**Tasks:**
[A] In the forum thread about XL rate cuts, what per-minute rate will Lyft XL pay starting August 21, 2019?
[B] In the forum thread about XL rate cuts, write out the text between "## jgiun1 (Oct" and "is just ridiculous.", inclusive, substituting "frustrated" for "upset".
[C] Say whether each statement agrees with the forum thread about XL rate cuts, answering yes or no and quoting the deciding words: (i) Uber XL pays $1.368 per mile. (ii) SurgeMasterMN reports the same 28% cut in Minneapolis. (iii) Jesse05b says Kare 11 has already called back.
:: Document section ::
Uber XL is still paying as of today
Mileage - $ 1.368
Minute - $ 0.3024

Lyft XL will be paying starting August 21,2019
Mileage - $ 0.6975
Minute - $ 0.315

Even with the pick up rate on Lyft it is a huge cut.

Once Uber follows suit like Lyft on Mileage then this gig is up for the old guard and they will probably have a slow down in the amount of drivers signing up. Retention rate for new sign ups will probably be 0.02% once they figure out that expenses outweigh any form of profit.


----------



## Don'tchasethesurge (Dec 27, 2016)

The math for xl cuts came to be about 28% ( Las Vegas numbers) if you add al the previous cuts this is ridiculous.


----------



## SurgeMasterMN (Sep 10, 2016)

Don'tchasethesurge said:


> The math for xl cuts came to be about 28% ( Las Vegas numbers) if you add al the previous cuts this is ridiculous.


28% here too in Minneapolis as well. Yeah there is no benefit to doing Lyft XL here or Vegas.

These are the most dramatic cuts I have seen in one swoop. Also they are coming from the company least likely to lead this.


----------



## jgiun1 (Oct 16, 2017)

So that rate posted from OP......is that entire trip of 33 cents a mile and 19 a minute from destination mode> pick up> end ride?


----------



## Jesse05b (Aug 21, 2019)

I am very upset with this whole “update”. I did reach out to Kare 11. Hopefully they give me a call back. This is just ridiculous.


----------



## SurgeMasterMN (Sep 10, 2016)
:::
:: Information shown ::
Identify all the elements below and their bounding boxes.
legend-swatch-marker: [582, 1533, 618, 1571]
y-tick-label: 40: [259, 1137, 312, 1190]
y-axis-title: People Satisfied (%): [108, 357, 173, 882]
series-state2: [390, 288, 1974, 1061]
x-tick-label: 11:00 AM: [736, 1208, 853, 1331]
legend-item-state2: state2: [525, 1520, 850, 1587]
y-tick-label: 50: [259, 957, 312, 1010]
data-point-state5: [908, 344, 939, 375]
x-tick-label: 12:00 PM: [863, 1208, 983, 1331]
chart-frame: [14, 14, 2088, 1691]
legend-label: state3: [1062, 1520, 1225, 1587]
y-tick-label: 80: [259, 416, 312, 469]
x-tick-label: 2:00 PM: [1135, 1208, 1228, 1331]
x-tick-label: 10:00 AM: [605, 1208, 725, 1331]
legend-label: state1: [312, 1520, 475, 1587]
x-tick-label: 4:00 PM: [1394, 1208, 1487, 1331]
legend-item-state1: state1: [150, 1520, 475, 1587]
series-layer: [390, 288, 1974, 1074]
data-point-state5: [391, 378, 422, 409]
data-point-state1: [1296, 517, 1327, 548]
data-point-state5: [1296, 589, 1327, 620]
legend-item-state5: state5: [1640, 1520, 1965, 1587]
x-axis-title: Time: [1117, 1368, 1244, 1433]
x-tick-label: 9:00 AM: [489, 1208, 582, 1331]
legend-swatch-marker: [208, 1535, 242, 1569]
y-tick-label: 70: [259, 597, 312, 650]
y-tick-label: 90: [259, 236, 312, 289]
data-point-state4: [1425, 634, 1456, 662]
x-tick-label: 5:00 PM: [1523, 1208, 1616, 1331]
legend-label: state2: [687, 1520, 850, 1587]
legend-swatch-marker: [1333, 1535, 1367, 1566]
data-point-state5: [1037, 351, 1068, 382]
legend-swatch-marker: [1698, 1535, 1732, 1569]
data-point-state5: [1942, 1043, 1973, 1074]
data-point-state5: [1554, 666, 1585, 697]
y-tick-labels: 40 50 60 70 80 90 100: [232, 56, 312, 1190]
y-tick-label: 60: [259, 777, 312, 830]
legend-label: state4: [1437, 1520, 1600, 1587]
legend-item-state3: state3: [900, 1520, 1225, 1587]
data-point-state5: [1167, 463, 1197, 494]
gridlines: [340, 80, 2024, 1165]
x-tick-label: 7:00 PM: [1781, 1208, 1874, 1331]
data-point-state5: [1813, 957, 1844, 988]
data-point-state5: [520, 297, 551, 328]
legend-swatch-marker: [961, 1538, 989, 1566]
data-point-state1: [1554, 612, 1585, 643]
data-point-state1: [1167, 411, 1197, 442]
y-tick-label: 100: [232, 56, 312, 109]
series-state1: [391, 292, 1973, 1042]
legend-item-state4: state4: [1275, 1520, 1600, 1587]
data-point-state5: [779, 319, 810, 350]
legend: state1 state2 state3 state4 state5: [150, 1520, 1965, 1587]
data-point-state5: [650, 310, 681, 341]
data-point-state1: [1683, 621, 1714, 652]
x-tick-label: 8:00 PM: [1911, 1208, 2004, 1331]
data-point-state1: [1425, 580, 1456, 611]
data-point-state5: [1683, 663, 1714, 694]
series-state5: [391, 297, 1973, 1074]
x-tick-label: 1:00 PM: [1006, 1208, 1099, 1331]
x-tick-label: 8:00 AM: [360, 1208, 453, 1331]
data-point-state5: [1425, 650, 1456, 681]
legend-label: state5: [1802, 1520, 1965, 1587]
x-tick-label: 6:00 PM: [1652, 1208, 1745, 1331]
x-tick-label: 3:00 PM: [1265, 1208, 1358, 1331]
:::
**Exercise answers:**
[A] $0.315 per minute.

[B]
## jgiun1 (Oct 16, 2017)

So that rate posted from OP......is that entire trip of 33 cents a mile and 19 a minute from destination mode> pick up> end ride?


----------



## Jesse05b (Aug 21, 2019)

I am very frustrated with this whole “update”. I did reach out to Kare 11. Hopefully they give me a call back. This is just ridiculous.

[C]
(i) Yes: "Mileage - $ 1.368"
(ii) Yes: "28% here too in Minneapolis as well."
(iii) No: "Hopefully they give me a call back."